DIRECTIONS FOR THIS TASK -> Return the count of lines that hold the string "There", with no other words.

——

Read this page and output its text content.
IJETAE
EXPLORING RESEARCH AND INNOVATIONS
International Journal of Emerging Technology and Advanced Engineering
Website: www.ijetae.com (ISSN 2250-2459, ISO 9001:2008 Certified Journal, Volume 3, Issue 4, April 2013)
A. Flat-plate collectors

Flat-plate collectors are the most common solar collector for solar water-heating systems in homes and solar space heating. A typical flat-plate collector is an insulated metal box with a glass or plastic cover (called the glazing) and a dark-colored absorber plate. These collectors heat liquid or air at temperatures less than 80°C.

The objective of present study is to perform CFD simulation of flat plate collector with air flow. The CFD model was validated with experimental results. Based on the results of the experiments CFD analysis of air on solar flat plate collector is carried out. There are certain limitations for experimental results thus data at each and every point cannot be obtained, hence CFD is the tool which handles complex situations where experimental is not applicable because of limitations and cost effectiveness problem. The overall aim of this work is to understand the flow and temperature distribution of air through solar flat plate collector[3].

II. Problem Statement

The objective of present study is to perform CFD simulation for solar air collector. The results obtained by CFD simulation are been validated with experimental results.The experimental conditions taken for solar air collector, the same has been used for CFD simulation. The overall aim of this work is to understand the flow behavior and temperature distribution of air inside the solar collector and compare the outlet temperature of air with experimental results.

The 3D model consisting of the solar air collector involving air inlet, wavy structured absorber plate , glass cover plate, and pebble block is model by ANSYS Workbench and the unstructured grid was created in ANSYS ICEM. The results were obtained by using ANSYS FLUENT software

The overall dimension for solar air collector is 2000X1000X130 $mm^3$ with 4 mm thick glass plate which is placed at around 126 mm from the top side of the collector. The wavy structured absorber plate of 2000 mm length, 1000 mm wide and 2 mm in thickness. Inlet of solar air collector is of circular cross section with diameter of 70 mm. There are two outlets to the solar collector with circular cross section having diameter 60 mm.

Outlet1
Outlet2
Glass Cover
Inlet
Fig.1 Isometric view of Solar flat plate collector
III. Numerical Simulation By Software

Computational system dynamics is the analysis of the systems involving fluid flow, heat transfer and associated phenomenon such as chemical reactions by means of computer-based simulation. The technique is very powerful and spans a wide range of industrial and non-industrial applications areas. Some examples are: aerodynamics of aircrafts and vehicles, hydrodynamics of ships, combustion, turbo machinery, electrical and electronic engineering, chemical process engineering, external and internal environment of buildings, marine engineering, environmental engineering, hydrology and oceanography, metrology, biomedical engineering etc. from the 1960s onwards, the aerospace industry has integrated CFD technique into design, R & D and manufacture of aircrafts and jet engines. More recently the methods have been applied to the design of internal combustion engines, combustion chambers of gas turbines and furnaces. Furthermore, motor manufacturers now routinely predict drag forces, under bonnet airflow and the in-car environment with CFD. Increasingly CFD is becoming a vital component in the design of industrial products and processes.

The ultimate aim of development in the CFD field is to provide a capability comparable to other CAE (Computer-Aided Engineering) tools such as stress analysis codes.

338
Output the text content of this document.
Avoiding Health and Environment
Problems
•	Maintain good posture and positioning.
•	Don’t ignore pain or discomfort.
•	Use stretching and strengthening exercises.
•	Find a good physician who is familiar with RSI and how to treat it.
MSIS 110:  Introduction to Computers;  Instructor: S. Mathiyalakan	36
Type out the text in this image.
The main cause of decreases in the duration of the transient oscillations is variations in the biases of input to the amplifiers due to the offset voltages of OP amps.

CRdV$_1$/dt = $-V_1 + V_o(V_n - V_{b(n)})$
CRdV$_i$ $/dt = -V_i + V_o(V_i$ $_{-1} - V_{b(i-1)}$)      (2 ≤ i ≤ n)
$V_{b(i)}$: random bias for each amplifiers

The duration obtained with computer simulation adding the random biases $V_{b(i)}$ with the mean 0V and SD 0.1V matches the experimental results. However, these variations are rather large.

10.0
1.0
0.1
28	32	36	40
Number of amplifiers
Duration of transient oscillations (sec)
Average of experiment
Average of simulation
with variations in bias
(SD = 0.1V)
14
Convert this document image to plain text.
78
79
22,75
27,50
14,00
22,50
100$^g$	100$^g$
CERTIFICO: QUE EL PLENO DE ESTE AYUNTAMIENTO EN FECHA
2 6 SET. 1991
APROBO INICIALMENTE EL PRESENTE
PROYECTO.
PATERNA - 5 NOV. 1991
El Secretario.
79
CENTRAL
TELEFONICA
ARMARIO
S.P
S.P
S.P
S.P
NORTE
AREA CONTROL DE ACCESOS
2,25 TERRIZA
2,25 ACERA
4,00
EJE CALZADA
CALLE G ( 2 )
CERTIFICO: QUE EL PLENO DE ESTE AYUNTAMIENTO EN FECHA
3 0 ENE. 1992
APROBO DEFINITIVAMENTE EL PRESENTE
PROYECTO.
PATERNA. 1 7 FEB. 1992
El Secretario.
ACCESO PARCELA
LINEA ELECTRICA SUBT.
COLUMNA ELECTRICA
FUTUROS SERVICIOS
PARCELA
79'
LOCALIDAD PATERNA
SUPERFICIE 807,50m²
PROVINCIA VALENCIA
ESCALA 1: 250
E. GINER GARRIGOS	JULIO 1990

——

ANSWER TO THE PROBLEM -> 2